=== RECORD LIST ===

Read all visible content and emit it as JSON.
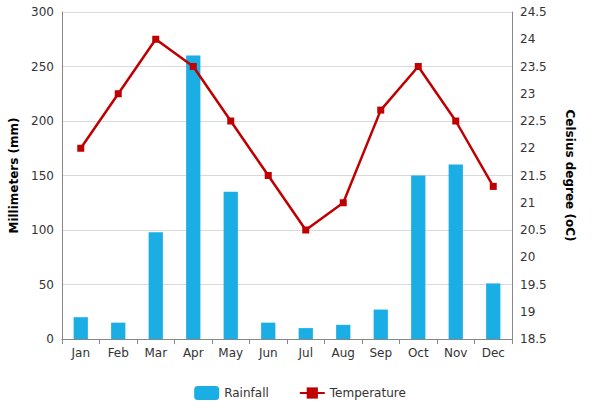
{
  "chart_data": {
    "type": "bar",
    "categories": [
      "Jan",
      "Feb",
      "Mar",
      "Apr",
      "May",
      "Jun",
      "Jul",
      "Aug",
      "Sep",
      "Oct",
      "Nov",
      "Dec"
    ],
    "series": [
      {
        "name": "Rainfall",
        "type": "bar",
        "color": "#1aaee5",
        "values": [
          20,
          15,
          98,
          260,
          135,
          15,
          10,
          13,
          27,
          150,
          160,
          51
        ]
      },
      {
        "name": "Temperature",
        "type": "line",
        "color": "#c00000",
        "marker": "square",
        "axis": "y2",
        "values": [
          22,
          23,
          24,
          23.5,
          22.5,
          21.5,
          20.5,
          21,
          22.7,
          23.5,
          22.5,
          21.3
        ]
      }
    ],
    "ylabel": "Millimeters (mm)",
    "y2label": "Celsius degree (oC)",
    "ylim": [
      0,
      300
    ],
    "yticks": [
      0,
      50,
      100,
      150,
      200,
      250,
      300
    ],
    "y2lim": [
      18.5,
      24.5
    ],
    "y2ticks": [
      18.5,
      19,
      19.5,
      20,
      20.5,
      21,
      21.5,
      22,
      22.5,
      23,
      23.5,
      24,
      24.5
    ],
    "grid": true,
    "legend": "bottom"
  }
}
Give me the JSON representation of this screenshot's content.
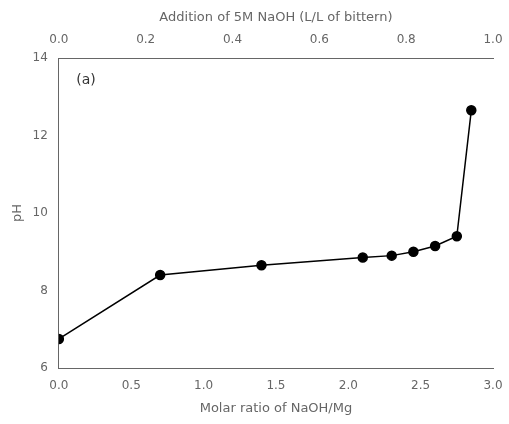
{
  "chart_data": {
    "type": "line",
    "x": [
      0.0,
      0.7,
      1.4,
      2.1,
      2.3,
      2.45,
      2.6,
      2.75,
      2.85
    ],
    "series": [
      {
        "name": "pH",
        "color": "black",
        "marker": "o",
        "line_style": "solid",
        "values": [
          6.75,
          8.4,
          8.65,
          8.85,
          8.9,
          9.0,
          9.15,
          9.4,
          12.65
        ]
      }
    ],
    "xlabel": "Molar ratio of NaOH/Mg",
    "ylabel": "pH",
    "x2label": "Addition of 5M NaOH (L/L of bittern)",
    "annotation": "(a)",
    "xlim": [
      0.0,
      3.0
    ],
    "xticks": [
      {
        "value": 0.0,
        "label": "0.0"
      },
      0.5,
      {
        "value": 1.0,
        "label": "1.0"
      },
      1.5,
      {
        "value": 2.0,
        "label": "2.0"
      },
      2.5,
      {
        "value": 3.0,
        "label": "3.0"
      }
    ],
    "x2lim": [
      0.0,
      1.0
    ],
    "x2ticks": [
      {
        "value": 0.0,
        "label": "0.0"
      },
      0.2,
      0.4,
      0.6,
      0.8,
      {
        "value": 1.0,
        "label": "1.0"
      }
    ],
    "ylim": [
      6.0,
      14.0
    ],
    "yticks": [
      6,
      8,
      10,
      12,
      14
    ],
    "grid": false,
    "legend": "none"
  }
}
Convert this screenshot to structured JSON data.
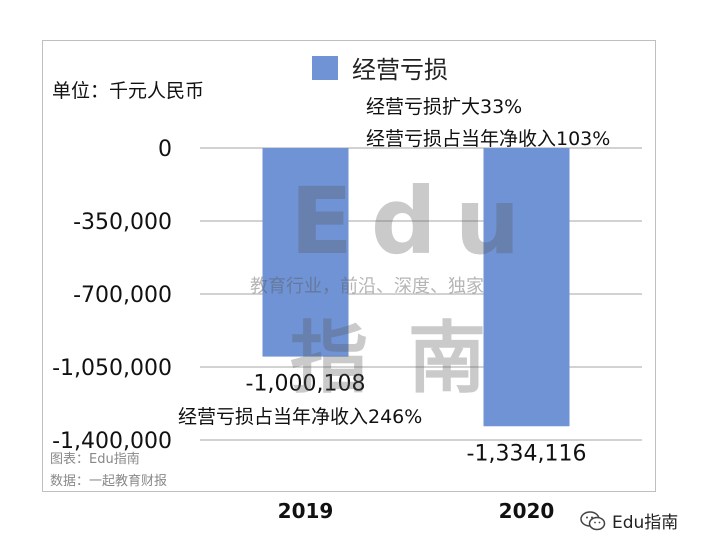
{
  "chart_data": {
    "type": "bar",
    "categories": [
      "2019",
      "2020"
    ],
    "series": [
      {
        "name": "经营亏损",
        "values": [
          -1000108,
          -1334116
        ]
      }
    ],
    "data_labels": [
      "-1,000,108",
      "-1,334,116"
    ],
    "ylim": [
      -1400000,
      0
    ],
    "yticks": [
      0,
      -350000,
      -700000,
      -1050000,
      -1400000
    ],
    "ytick_labels": [
      "0",
      "-350,000",
      "-700,000",
      "-1,050,000",
      "-1,400,000"
    ],
    "unit_label": "单位：千元人民币",
    "legend_position": "top-center",
    "grid": true,
    "bar_color": "#6f93d4"
  },
  "annotations": {
    "a2020_1": "经营亏损扩大33%",
    "a2020_2": "经营亏损占当年净收入103%",
    "a2019": "经营亏损占当年净收入246%"
  },
  "source": {
    "chart_credit": "图表：Edu指南",
    "data_credit": "数据：一起教育财报"
  },
  "watermark": {
    "big_top": "Edu",
    "tagline": "教育行业，前沿、深度、独家",
    "big_bottom": "指南"
  },
  "logo": {
    "text": "Edu指南",
    "icon": "wechat-icon"
  }
}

===

▶ _TASK DETAILS_:
Transcribe the entries above verbatim, omitting their pictures.

▶ _RESULT_:
Read all visible content and emit it as JSON.
{
  "chart_data": {
    "type": "bar",
    "categories": [
      "Jan",
      "Feb",
      "Mar",
      "Apr",
      "May",
      "Jun",
      "Jul",
      "Aug",
      "Sep",
      "Oct",
      "Nov",
      "Dec"
    ],
    "series": [
      {
        "name": "Rainfall",
        "type": "bar",
        "color": "#1aaee5",
        "values": [
          20,
          15,
          98,
          260,
          135,
          15,
          10,
          13,
          27,
          150,
          160,
          51
        ]
      },
      {
        "name": "Temperature",
        "type": "line",
        "color": "#c00000",
        "marker": "square",
        "axis": "y2",
        "values": [
          22,
          23,
          24,
          23.5,
          22.5,
          21.5,
          20.5,
          21,
          22.7,
          23.5,
          22.5,
          21.3
        ]
      }
    ],
    "ylabel": "Millimeters (mm)",
    "y2label": "Celsius degree (oC)",
    "ylim": [
      0,
      300
    ],
    "yticks": [
      0,
      50,
      100,
      150,
      200,
      250,
      300
    ],
    "y2lim": [
      18.5,
      24.5
    ],
    "y2ticks": [
      18.5,
      19,
      19.5,
      20,
      20.5,
      21,
      21.5,
      22,
      22.5,
      23,
      23.5,
      24,
      24.5
    ],
    "grid": true,
    "legend": "bottom"
  }
}
Give me the JSON representation of this screenshot's content.
{
  "chart_data": {
    "type": "line",
    "x": [
      0.0,
      0.7,
      1.4,
      2.1,
      2.3,
      2.45,
      2.6,
      2.75,
      2.85
    ],
    "series": [
      {
        "name": "pH",
        "color": "black",
        "marker": "o",
        "line_style": "solid",
        "values": [
          6.75,
          8.4,
          8.65,
          8.85,
          8.9,
          9.0,
          9.15,
          9.4,
          12.65
        ]
      }
    ],
    "xlabel": "Molar ratio of NaOH/Mg",
    "ylabel": "pH",
    "x2label": "Addition of 5M NaOH (L/L of bittern)",
    "annotation": "(a)",
    "xlim": [
      0.0,
      3.0
    ],
    "xticks": [
      {
        "value": 0.0,
        "label": "0.0"
      },
      0.5,
      {
        "value": 1.0,
        "label": "1.0"
      },
      1.5,
      {
        "value": 2.0,
        "label": "2.0"
      },
      2.5,
      {
        "value": 3.0,
        "label": "3.0"
      }
    ],
    "x2lim": [
      0.0,
      1.0
    ],
    "x2ticks": [
      {
        "value": 0.0,
        "label": "0.0"
      },
      0.2,
      0.4,
      0.6,
      0.8,
      {
        "value": 1.0,
        "label": "1.0"
      }
    ],
    "ylim": [
      6.0,
      14.0
    ],
    "yticks": [
      6,
      8,
      10,
      12,
      14
    ],
    "grid": false,
    "legend": "none"
  }
}
Convert this screenshot to structured JSON data.
{
  "chart_data": {
    "type": "bar",
    "categories": [
      "2019",
      "2020"
    ],
    "series": [
      {
        "name": "经营亏损",
        "values": [
          -1000108,
          -1334116
        ]
      }
    ],
    "data_labels": [
      "-1,000,108",
      "-1,334,116"
    ],
    "ylim": [
      -1400000,
      0
    ],
    "yticks": [
      0,
      -350000,
      -700000,
      -1050000,
      -1400000
    ],
    "ytick_labels": [
      "0",
      "-350,000",
      "-700,000",
      "-1,050,000",
      "-1,400,000"
    ],
    "unit_label": "单位：千元人民币",
    "legend_position": "top-center",
    "grid": true,
    "bar_color": "#6f93d4"
  },
  "annotations": {
    "a2020_1": "经营亏损扩大33%",
    "a2020_2": "经营亏损占当年净收入103%",
    "a2019": "经营亏损占当年净收入246%"
  },
  "source": {
    "chart_credit": "图表：Edu指南",
    "data_credit": "数据：一起教育财报"
  },
  "watermark": {
    "big_top": "Edu",
    "tagline": "教育行业，前沿、深度、独家",
    "big_bottom": "指南"
  },
  "logo": {
    "text": "Edu指南",
    "icon": "wechat-icon"
  }
}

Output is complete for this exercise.